## START SUPPLIED RECORDS

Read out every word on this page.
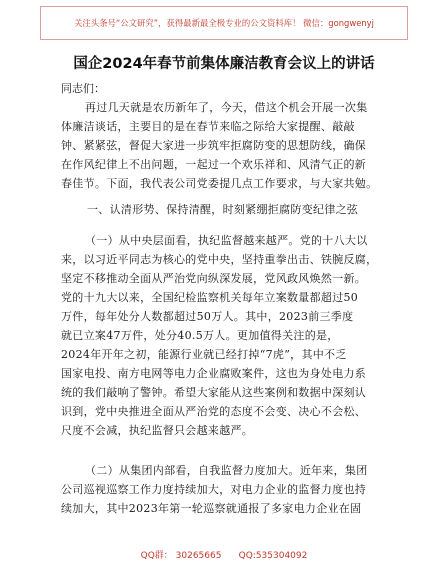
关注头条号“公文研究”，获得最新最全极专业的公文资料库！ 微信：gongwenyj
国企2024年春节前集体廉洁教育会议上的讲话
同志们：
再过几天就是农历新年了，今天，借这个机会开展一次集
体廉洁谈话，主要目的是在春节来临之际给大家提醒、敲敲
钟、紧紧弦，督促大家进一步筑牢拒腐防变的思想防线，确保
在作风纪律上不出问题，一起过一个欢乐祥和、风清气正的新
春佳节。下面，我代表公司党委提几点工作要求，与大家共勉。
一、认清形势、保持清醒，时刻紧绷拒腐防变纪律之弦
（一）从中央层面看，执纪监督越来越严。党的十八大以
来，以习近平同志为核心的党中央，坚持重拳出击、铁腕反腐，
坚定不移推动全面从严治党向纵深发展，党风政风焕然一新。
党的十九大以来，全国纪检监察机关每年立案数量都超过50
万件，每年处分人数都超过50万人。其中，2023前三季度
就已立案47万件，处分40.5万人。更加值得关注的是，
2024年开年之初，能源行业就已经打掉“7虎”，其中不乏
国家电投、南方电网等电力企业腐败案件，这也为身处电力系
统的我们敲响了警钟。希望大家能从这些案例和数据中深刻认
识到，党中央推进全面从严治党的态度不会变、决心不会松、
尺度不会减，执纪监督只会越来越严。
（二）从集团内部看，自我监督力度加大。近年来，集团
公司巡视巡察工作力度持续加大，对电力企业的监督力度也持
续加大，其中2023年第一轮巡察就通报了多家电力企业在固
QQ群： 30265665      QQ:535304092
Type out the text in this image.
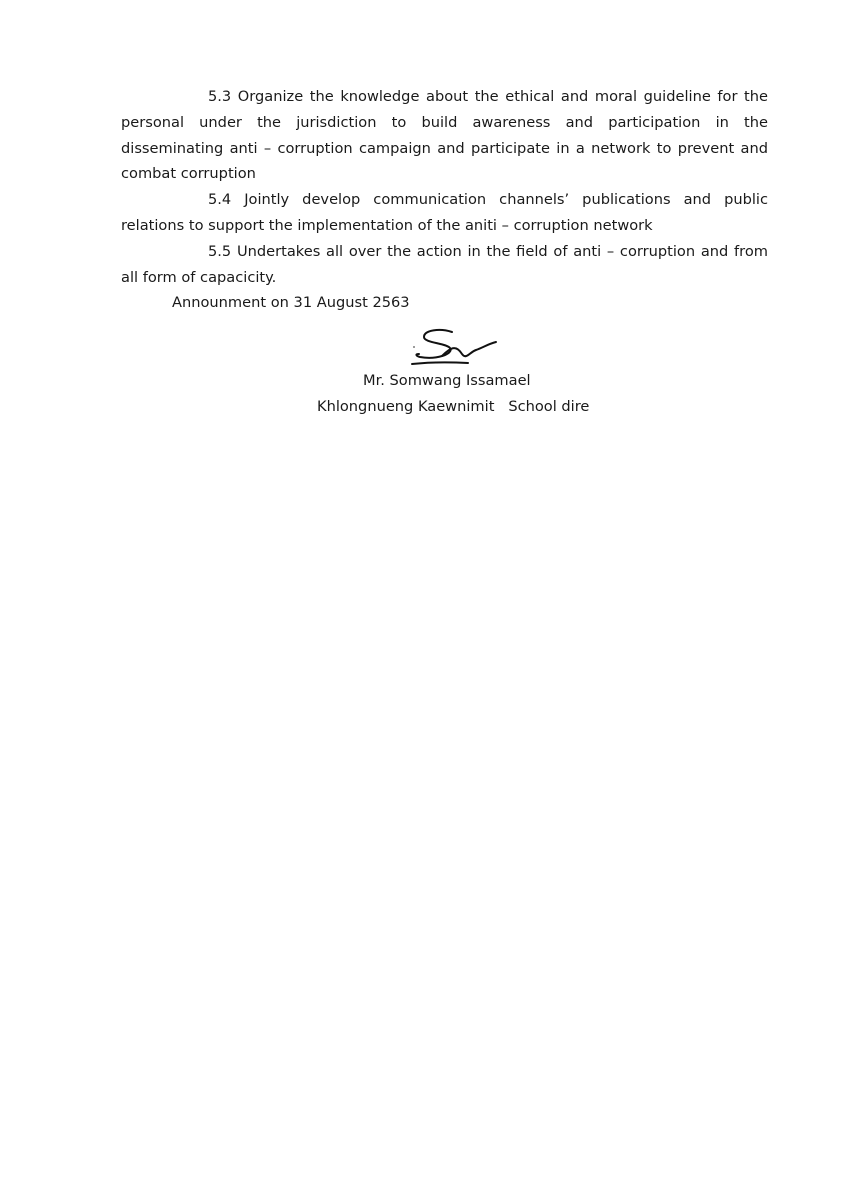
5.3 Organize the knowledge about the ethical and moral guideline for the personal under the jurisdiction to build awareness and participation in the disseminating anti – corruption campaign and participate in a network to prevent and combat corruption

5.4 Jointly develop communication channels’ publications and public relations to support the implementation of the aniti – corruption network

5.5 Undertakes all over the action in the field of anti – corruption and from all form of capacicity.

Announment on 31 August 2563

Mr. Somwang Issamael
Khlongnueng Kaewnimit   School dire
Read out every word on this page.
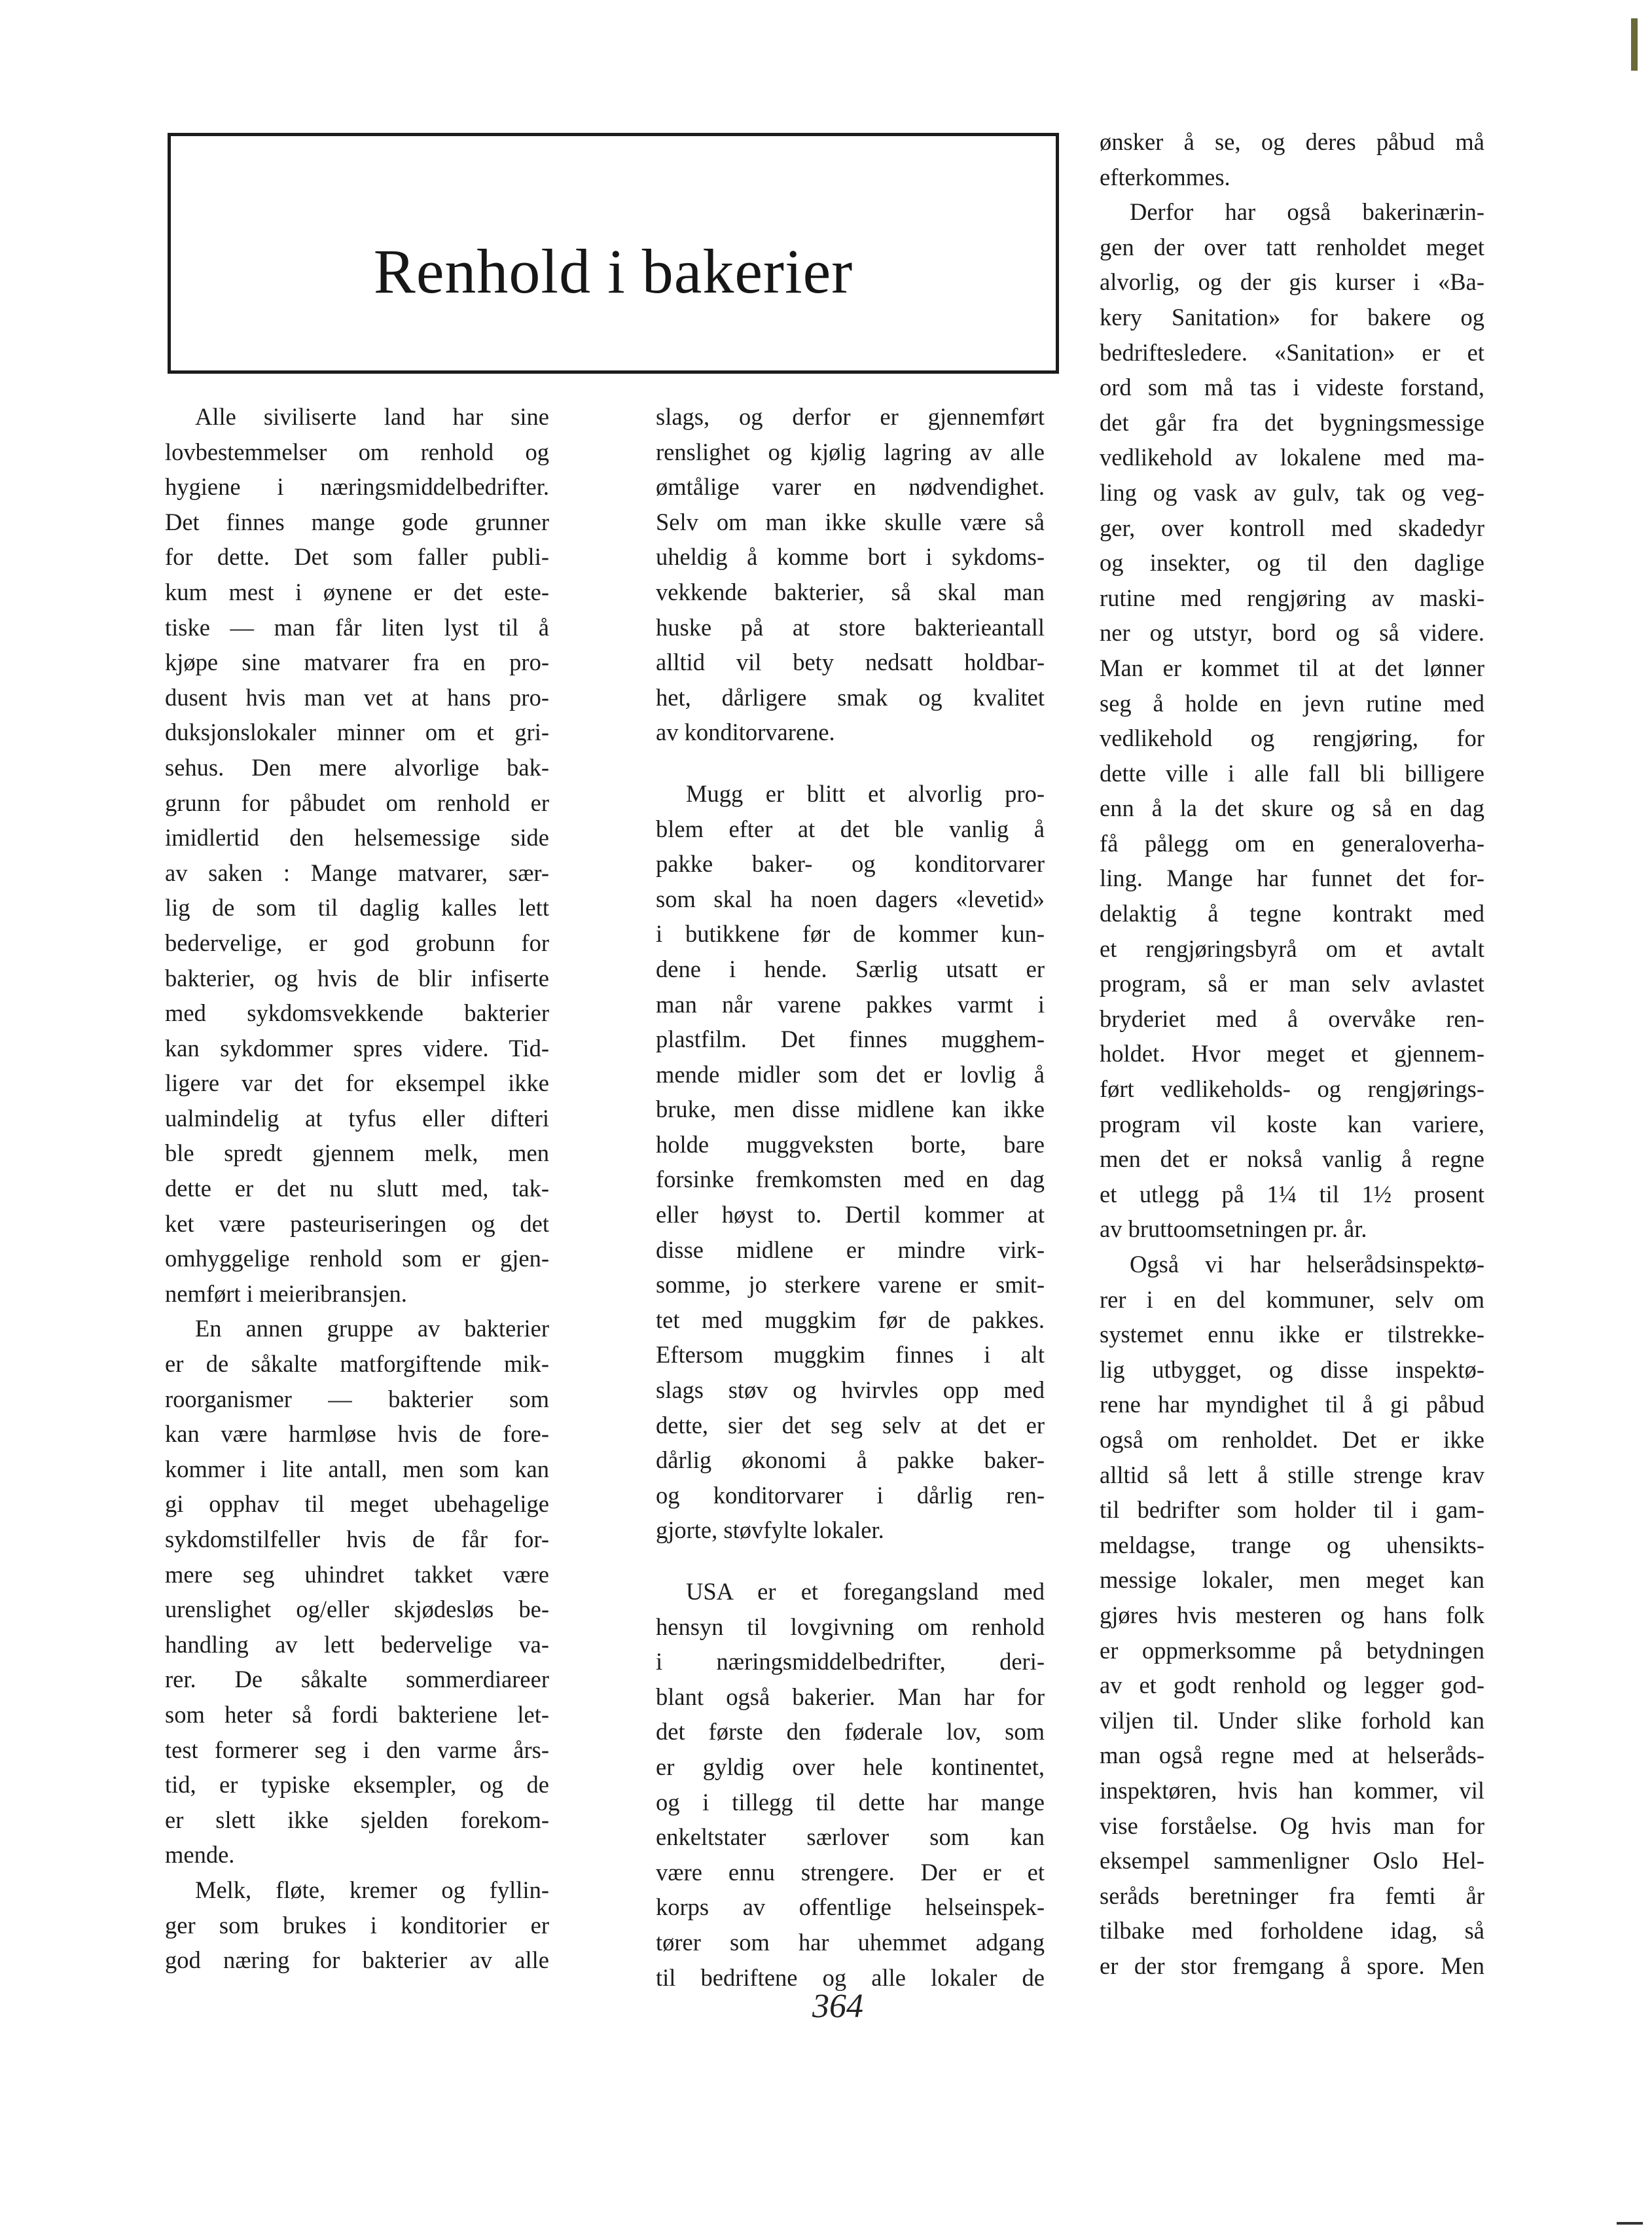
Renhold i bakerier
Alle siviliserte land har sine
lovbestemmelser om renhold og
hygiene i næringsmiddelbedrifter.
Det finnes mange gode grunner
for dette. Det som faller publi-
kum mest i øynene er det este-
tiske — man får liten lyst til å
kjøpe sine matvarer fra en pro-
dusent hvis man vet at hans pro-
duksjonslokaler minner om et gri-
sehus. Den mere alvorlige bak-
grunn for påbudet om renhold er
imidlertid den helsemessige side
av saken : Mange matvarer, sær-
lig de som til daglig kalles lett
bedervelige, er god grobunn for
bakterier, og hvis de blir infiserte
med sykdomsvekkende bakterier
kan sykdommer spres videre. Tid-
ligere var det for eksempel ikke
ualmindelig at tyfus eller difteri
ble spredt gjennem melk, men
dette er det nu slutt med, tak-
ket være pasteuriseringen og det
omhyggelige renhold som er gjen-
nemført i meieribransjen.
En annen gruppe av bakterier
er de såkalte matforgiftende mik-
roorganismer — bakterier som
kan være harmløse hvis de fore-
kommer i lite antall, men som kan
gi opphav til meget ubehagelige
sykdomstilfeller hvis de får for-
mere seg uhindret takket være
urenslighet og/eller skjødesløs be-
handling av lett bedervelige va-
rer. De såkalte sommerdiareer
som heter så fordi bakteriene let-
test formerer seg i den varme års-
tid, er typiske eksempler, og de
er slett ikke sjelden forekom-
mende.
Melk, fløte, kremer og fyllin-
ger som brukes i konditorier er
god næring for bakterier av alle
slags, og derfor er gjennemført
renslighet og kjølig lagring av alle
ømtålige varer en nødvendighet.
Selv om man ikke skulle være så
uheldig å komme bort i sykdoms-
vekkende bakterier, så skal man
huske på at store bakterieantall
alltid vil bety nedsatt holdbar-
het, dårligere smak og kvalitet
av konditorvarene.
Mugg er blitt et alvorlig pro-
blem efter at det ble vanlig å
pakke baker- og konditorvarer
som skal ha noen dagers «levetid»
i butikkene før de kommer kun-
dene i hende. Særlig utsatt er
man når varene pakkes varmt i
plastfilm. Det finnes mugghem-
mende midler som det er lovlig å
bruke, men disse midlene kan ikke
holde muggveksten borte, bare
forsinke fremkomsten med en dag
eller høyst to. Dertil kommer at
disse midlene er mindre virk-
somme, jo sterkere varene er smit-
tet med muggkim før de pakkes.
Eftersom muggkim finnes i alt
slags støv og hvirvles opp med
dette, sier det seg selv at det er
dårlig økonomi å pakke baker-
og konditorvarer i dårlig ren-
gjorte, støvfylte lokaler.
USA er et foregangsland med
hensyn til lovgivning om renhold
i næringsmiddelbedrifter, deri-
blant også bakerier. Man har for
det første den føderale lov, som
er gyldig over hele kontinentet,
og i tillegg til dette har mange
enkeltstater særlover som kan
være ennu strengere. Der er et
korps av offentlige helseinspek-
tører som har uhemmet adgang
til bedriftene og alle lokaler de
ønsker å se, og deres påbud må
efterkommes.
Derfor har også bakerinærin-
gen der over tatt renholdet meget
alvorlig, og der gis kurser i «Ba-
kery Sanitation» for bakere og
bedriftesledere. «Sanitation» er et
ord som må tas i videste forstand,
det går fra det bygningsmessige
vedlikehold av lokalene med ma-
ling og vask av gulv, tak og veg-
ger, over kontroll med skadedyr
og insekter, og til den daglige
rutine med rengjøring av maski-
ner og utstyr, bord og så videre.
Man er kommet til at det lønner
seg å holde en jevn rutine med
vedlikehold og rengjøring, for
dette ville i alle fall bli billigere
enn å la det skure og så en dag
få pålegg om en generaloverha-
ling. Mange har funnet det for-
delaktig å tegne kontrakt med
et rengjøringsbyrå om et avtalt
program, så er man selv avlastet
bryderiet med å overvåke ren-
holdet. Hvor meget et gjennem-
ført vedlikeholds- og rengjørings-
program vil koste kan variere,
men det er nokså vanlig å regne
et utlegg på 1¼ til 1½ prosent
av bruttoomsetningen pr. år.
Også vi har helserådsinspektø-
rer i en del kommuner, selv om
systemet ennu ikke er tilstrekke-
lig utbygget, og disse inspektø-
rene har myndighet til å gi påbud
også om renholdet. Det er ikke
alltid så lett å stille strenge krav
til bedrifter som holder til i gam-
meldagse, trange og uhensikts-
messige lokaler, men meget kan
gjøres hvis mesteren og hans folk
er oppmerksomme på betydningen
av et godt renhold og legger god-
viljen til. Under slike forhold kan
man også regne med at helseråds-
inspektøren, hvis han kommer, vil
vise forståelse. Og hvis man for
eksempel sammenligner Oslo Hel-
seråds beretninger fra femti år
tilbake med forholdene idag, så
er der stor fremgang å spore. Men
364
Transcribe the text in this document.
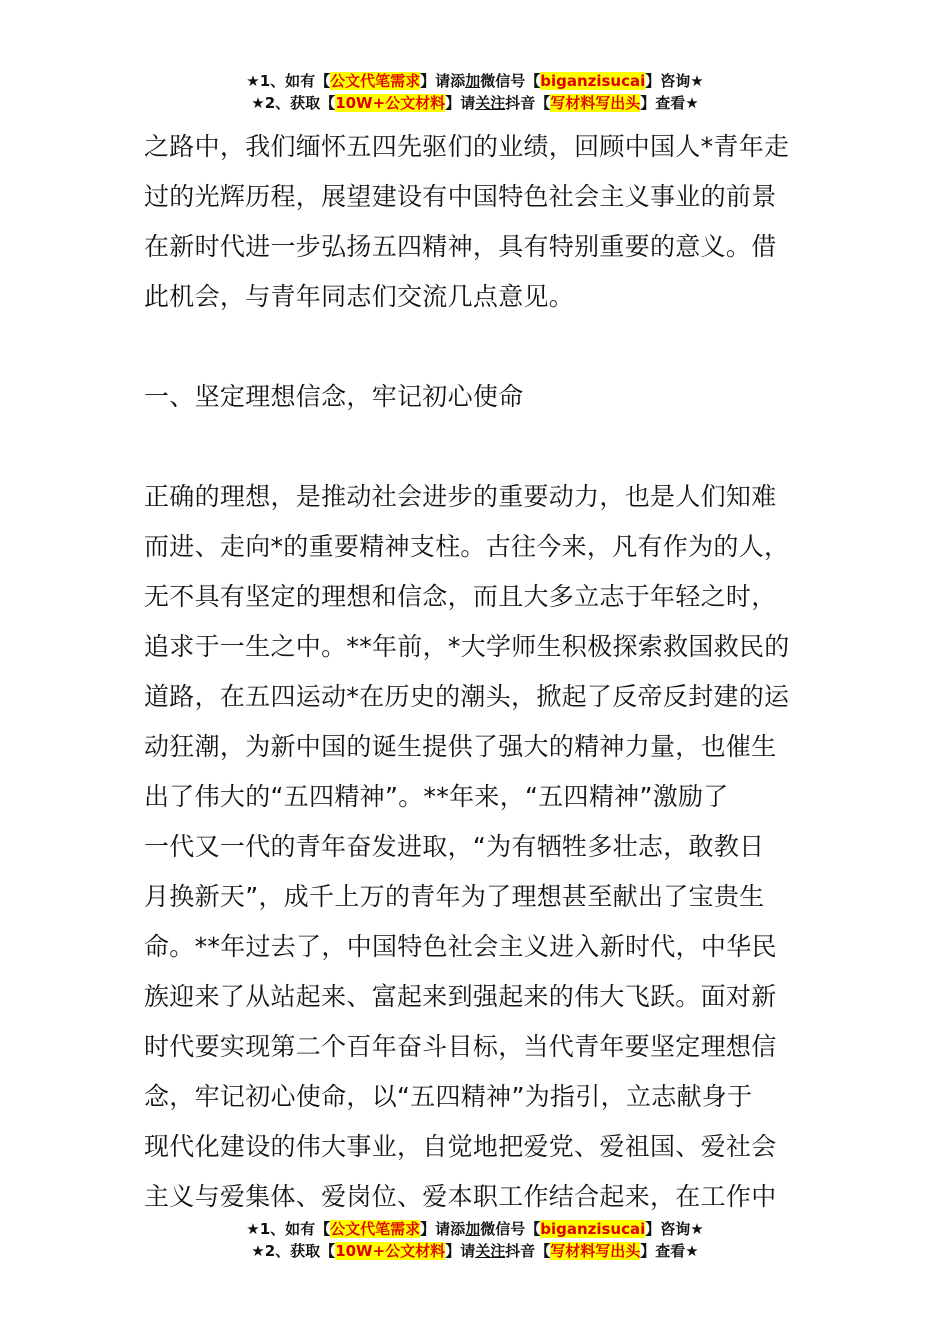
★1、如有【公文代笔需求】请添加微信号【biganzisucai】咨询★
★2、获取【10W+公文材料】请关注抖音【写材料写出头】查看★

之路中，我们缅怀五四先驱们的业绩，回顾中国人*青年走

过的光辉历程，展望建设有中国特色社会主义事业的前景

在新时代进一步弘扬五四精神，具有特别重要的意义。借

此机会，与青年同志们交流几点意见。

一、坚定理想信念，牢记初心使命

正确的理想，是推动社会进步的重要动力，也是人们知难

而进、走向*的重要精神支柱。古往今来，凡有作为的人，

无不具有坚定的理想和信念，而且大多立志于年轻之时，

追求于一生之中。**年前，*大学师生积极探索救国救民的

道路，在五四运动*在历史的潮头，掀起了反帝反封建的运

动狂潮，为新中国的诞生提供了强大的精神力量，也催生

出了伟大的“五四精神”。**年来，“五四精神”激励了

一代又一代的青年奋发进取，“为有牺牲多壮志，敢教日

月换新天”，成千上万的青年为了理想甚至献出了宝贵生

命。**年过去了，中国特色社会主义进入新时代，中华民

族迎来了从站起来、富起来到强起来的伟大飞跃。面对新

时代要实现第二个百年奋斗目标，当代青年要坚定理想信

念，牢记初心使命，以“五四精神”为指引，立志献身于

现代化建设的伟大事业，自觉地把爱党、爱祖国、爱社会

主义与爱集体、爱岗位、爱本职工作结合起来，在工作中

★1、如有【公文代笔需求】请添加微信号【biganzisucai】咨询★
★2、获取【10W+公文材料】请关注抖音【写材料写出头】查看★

## END SUPPLIED RECORDS

**PROBLEM REQUIREMENTS**
Collect the lines that hold "skal".

**COMPLETE OUTPUT**
vekkende bakterier, så skal man
som skal ha noen dagers «levetid»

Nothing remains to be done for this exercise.